-- MATERIAL PROVIDED start --
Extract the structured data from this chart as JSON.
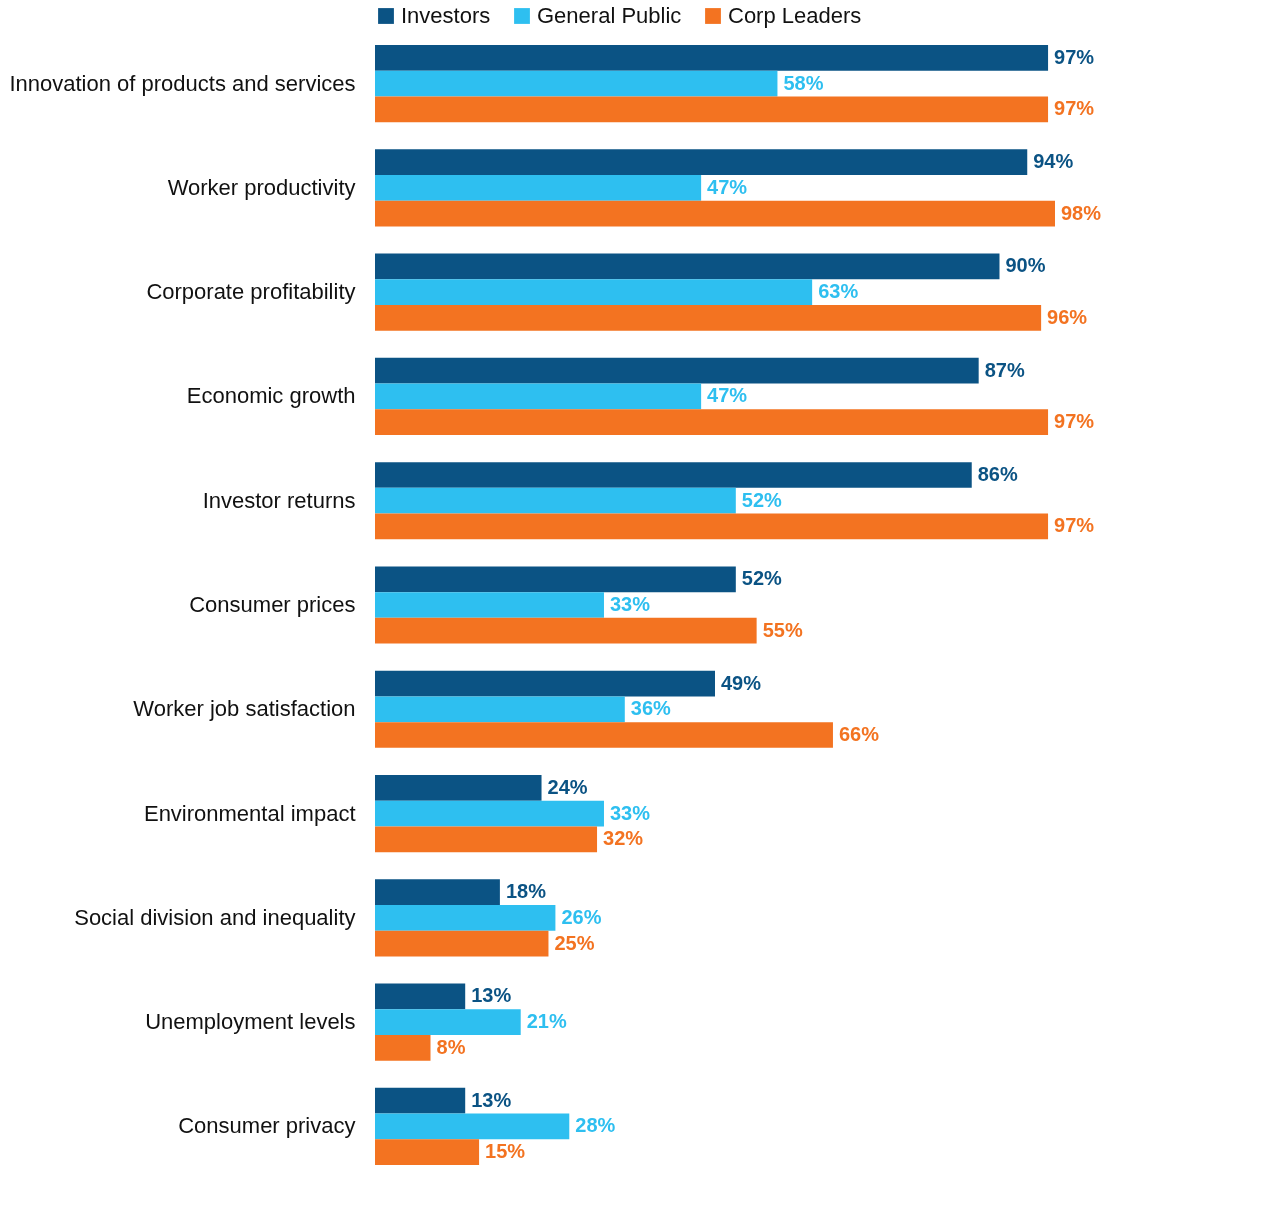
{
  "chart_data": {
    "type": "bar",
    "orientation": "horizontal",
    "legend": "top",
    "categories": [
      "Innovation of products and services",
      "Worker productivity",
      "Corporate profitability",
      "Economic growth",
      "Investor returns",
      "Consumer prices",
      "Worker job satisfaction",
      "Environmental impact",
      "Social division and inequality",
      "Unemployment levels",
      "Consumer privacy"
    ],
    "series": [
      {
        "name": "Investors",
        "color": "#0b5384",
        "values": [
          97,
          94,
          90,
          87,
          86,
          52,
          49,
          24,
          18,
          13,
          13
        ],
        "value_labels": [
          "97%",
          "94%",
          "90%",
          "87%",
          "86%",
          "52%",
          "49%",
          "24%",
          "18%",
          "13%",
          "13%"
        ]
      },
      {
        "name": "General Public",
        "color": "#2ebff0",
        "values": [
          58,
          47,
          63,
          47,
          52,
          33,
          36,
          33,
          26,
          21,
          28
        ],
        "value_labels": [
          "58%",
          "47%",
          "63%",
          "47%",
          "52%",
          "33%",
          "36%",
          "33%",
          "26%",
          "21%",
          "28%"
        ]
      },
      {
        "name": "Corp Leaders",
        "color": "#f37321",
        "values": [
          97,
          98,
          96,
          97,
          97,
          55,
          66,
          32,
          25,
          8,
          15
        ],
        "value_labels": [
          "97%",
          "98%",
          "96%",
          "97%",
          "97%",
          "55%",
          "66%",
          "32%",
          "25%",
          "8%",
          "15%"
        ]
      }
    ]
  }
}
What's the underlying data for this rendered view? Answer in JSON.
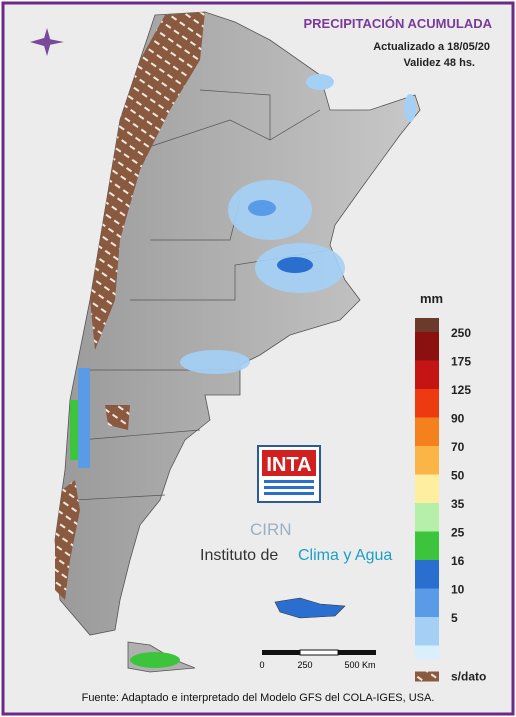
{
  "header": {
    "title": "PRECIPITACIÓN ACUMULADA",
    "updated": "Actualizado a 18/05/20",
    "validity": "Validez 48 hs."
  },
  "legend": {
    "title": "mm",
    "items": [
      {
        "label": "250",
        "color": "#8b1010"
      },
      {
        "label": "175",
        "color": "#c41414"
      },
      {
        "label": "125",
        "color": "#ee3a10"
      },
      {
        "label": "90",
        "color": "#f5801e"
      },
      {
        "label": "70",
        "color": "#fbb446"
      },
      {
        "label": "50",
        "color": "#fdeea0"
      },
      {
        "label": "35",
        "color": "#b6f0a8"
      },
      {
        "label": "25",
        "color": "#3cc43c"
      },
      {
        "label": "16",
        "color": "#2a6fd0"
      },
      {
        "label": "10",
        "color": "#5a9be8"
      },
      {
        "label": "5",
        "color": "#a4d0f6"
      }
    ],
    "top_color": "#6b3a2a",
    "nodata": "s/dato"
  },
  "scale": {
    "labels": [
      "0",
      "250",
      "500 Km"
    ]
  },
  "logo": {
    "inta": "INTA",
    "cirn": "CIRN",
    "institute": "Instituto de",
    "institute_accent": "Clima y Agua"
  },
  "footer": {
    "source": "Fuente: Adaptado e interpretado del Modelo GFS del COLA-IGES, USA."
  }
}
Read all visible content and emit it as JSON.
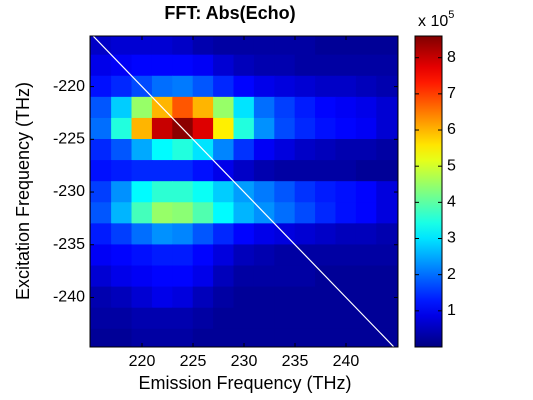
{
  "chart_data": {
    "type": "contour",
    "title": "FFT: Abs(Echo)",
    "xlabel": "Emission Frequency (THz)",
    "ylabel": "Excitation Frequency (THz)",
    "colorbar_label": "x 10",
    "colorbar_exponent": "5",
    "colormap": "jet",
    "xlim": [
      214.9,
      245.1
    ],
    "ylim": [
      -244.7,
      -215.2
    ],
    "xticks": [
      220,
      225,
      230,
      235,
      240
    ],
    "yticks": [
      -240,
      -235,
      -230,
      -225,
      -220
    ],
    "clim": [
      0,
      8.6
    ],
    "cticks": [
      1,
      2,
      3,
      4,
      5,
      6,
      7,
      8
    ],
    "x": [
      216,
      218,
      220,
      222,
      224,
      226,
      228,
      230,
      232,
      234,
      236,
      238,
      240,
      242,
      244
    ],
    "y": [
      -216,
      -218,
      -220,
      -222,
      -224,
      -226,
      -228,
      -230,
      -232,
      -234,
      -236,
      -238,
      -240,
      -242,
      -244
    ],
    "z": [
      [
        0.6,
        0.7,
        0.7,
        0.7,
        0.6,
        0.4,
        0.3,
        0.3,
        0.3,
        0.3,
        0.3,
        0.2,
        0.2,
        0.2,
        0.2
      ],
      [
        0.9,
        1.0,
        1.1,
        1.1,
        1.1,
        1.0,
        0.7,
        0.5,
        0.4,
        0.4,
        0.3,
        0.3,
        0.3,
        0.3,
        0.3
      ],
      [
        1.2,
        1.4,
        1.7,
        2.0,
        2.1,
        1.8,
        1.4,
        1.1,
        0.9,
        0.8,
        0.7,
        0.6,
        0.6,
        0.5,
        0.4
      ],
      [
        1.8,
        2.8,
        4.5,
        6.0,
        6.8,
        6.0,
        4.5,
        3.0,
        2.0,
        1.6,
        1.3,
        1.1,
        1.0,
        0.9,
        0.7
      ],
      [
        2.0,
        3.5,
        6.0,
        8.0,
        8.5,
        7.8,
        5.5,
        3.5,
        2.3,
        1.7,
        1.4,
        1.2,
        1.1,
        1.0,
        0.7
      ],
      [
        1.4,
        1.8,
        2.5,
        3.2,
        3.5,
        3.0,
        2.2,
        1.5,
        1.0,
        0.8,
        0.6,
        0.5,
        0.4,
        0.4,
        0.3
      ],
      [
        1.2,
        1.3,
        1.4,
        1.4,
        1.4,
        1.2,
        0.9,
        0.6,
        0.4,
        0.3,
        0.3,
        0.3,
        0.3,
        0.2,
        0.2
      ],
      [
        1.6,
        2.3,
        3.2,
        3.6,
        3.6,
        3.3,
        2.8,
        2.4,
        2.1,
        1.8,
        1.5,
        1.3,
        1.2,
        1.1,
        0.8
      ],
      [
        1.8,
        2.6,
        3.8,
        4.5,
        4.4,
        3.9,
        3.2,
        2.6,
        2.3,
        2.0,
        1.7,
        1.4,
        1.2,
        1.1,
        0.8
      ],
      [
        1.3,
        1.6,
        2.0,
        2.3,
        2.2,
        1.8,
        1.4,
        1.1,
        0.9,
        0.8,
        0.7,
        0.6,
        0.5,
        0.5,
        0.4
      ],
      [
        1.0,
        1.1,
        1.2,
        1.3,
        1.3,
        1.1,
        0.8,
        0.5,
        0.4,
        0.3,
        0.3,
        0.3,
        0.3,
        0.3,
        0.3
      ],
      [
        0.7,
        0.9,
        1.0,
        1.1,
        1.1,
        0.9,
        0.5,
        0.3,
        0.3,
        0.3,
        0.3,
        0.2,
        0.2,
        0.2,
        0.2
      ],
      [
        0.4,
        0.5,
        0.7,
        0.9,
        0.8,
        0.5,
        0.3,
        0.2,
        0.2,
        0.2,
        0.2,
        0.2,
        0.2,
        0.2,
        0.2
      ],
      [
        0.3,
        0.3,
        0.4,
        0.4,
        0.4,
        0.3,
        0.2,
        0.2,
        0.2,
        0.2,
        0.2,
        0.2,
        0.2,
        0.2,
        0.2
      ],
      [
        0.2,
        0.2,
        0.3,
        0.3,
        0.3,
        0.2,
        0.2,
        0.2,
        0.2,
        0.2,
        0.2,
        0.2,
        0.2,
        0.2,
        0.2
      ]
    ],
    "diagonal": {
      "x": [
        215.2,
        244.7
      ],
      "y": [
        -215.2,
        -244.7
      ],
      "color": "#ffffff"
    }
  }
}
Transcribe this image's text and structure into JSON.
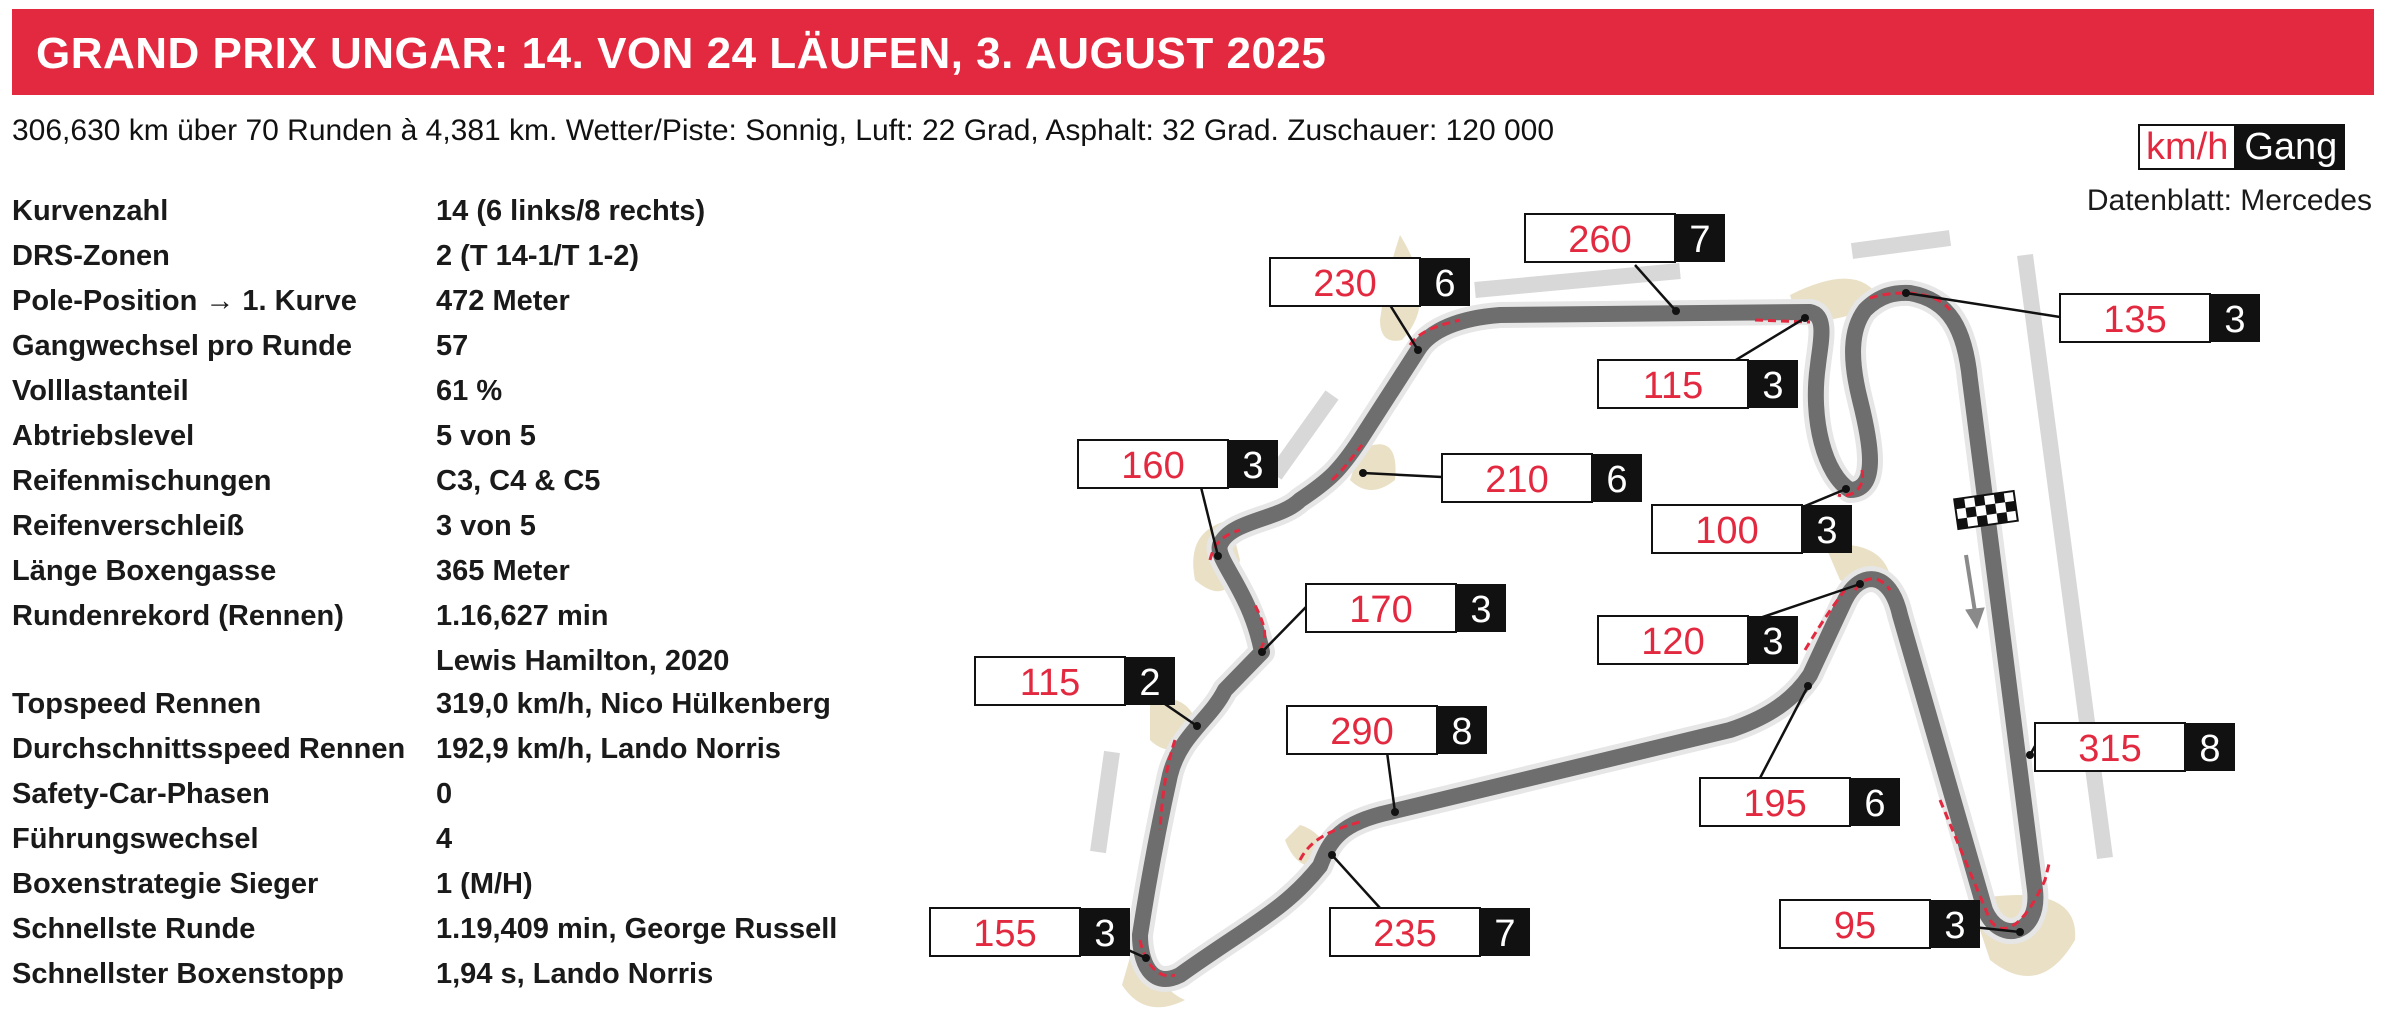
{
  "header": {
    "title": "GRAND PRIX UNGAR: 14. VON 24 LÄUFEN, 3. AUGUST 2025"
  },
  "subline": "306,630 km über 70 Runden à 4,381 km. Wetter/Piste: Sonnig, Luft: 22 Grad, Asphalt: 32 Grad. Zuschauer: 120 000",
  "legend": {
    "speed_unit": "km/h",
    "gear_label": "Gang"
  },
  "source": "Datenblatt: Mercedes",
  "facts": [
    {
      "label": "Kurvenzahl",
      "value": "14 (6 links/8 rechts)"
    },
    {
      "label": "DRS-Zonen",
      "value": "2 (T 14-1/T 1-2)"
    },
    {
      "label": "Pole-Position → 1. Kurve",
      "value": "472 Meter"
    },
    {
      "label": "Gangwechsel pro Runde",
      "value": "57"
    },
    {
      "label": "Volllastanteil",
      "value": "61 %"
    },
    {
      "label": "Abtriebslevel",
      "value": "5 von 5"
    },
    {
      "label": "Reifenmischungen",
      "value": "C3, C4 & C5"
    },
    {
      "label": "Reifenverschleiß",
      "value": "3 von 5"
    },
    {
      "label": "Länge Boxengasse",
      "value": "365 Meter"
    },
    {
      "label": "Rundenrekord (Rennen)",
      "value": "1.16,627 min",
      "value2": "Lewis Hamilton, 2020"
    },
    {
      "label": "Topspeed Rennen",
      "value": "319,0 km/h, Nico Hülkenberg"
    },
    {
      "label": "Durchschnittsspeed Rennen",
      "value": "192,9 km/h, Lando Norris"
    },
    {
      "label": "Safety-Car-Phasen",
      "value": "0"
    },
    {
      "label": "Führungswechsel",
      "value": "4"
    },
    {
      "label": "Boxenstrategie Sieger",
      "value": "1 (M/H)"
    },
    {
      "label": "Schnellste Runde",
      "value": "1.19,409 min, George Russell"
    },
    {
      "label": "Schnellster Boxenstopp",
      "value": "1,94 s, Lando Norris"
    }
  ],
  "colors": {
    "accent": "#e2293f",
    "track": "#6e6e6e",
    "runoff": "#e9e0c6",
    "barrier": "#d8d8d8"
  },
  "callouts": [
    {
      "speed": "260",
      "gear": "7"
    },
    {
      "speed": "230",
      "gear": "6"
    },
    {
      "speed": "135",
      "gear": "3"
    },
    {
      "speed": "115",
      "gear": "3"
    },
    {
      "speed": "160",
      "gear": "3"
    },
    {
      "speed": "210",
      "gear": "6"
    },
    {
      "speed": "100",
      "gear": "3"
    },
    {
      "speed": "170",
      "gear": "3"
    },
    {
      "speed": "120",
      "gear": "3"
    },
    {
      "speed": "115",
      "gear": "2"
    },
    {
      "speed": "290",
      "gear": "8"
    },
    {
      "speed": "315",
      "gear": "8"
    },
    {
      "speed": "195",
      "gear": "6"
    },
    {
      "speed": "155",
      "gear": "3"
    },
    {
      "speed": "235",
      "gear": "7"
    },
    {
      "speed": "95",
      "gear": "3"
    }
  ]
}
-- MATERIAL PROVIDED end --
— WHAT THIS TASK INVOLVES —
Take each line containing the string "Lando" and copy it out.

— FINAL ANSWER —
      "value": "192,9 km/h, Lando Norris"
      "value": "1,94 s, Lando Norris"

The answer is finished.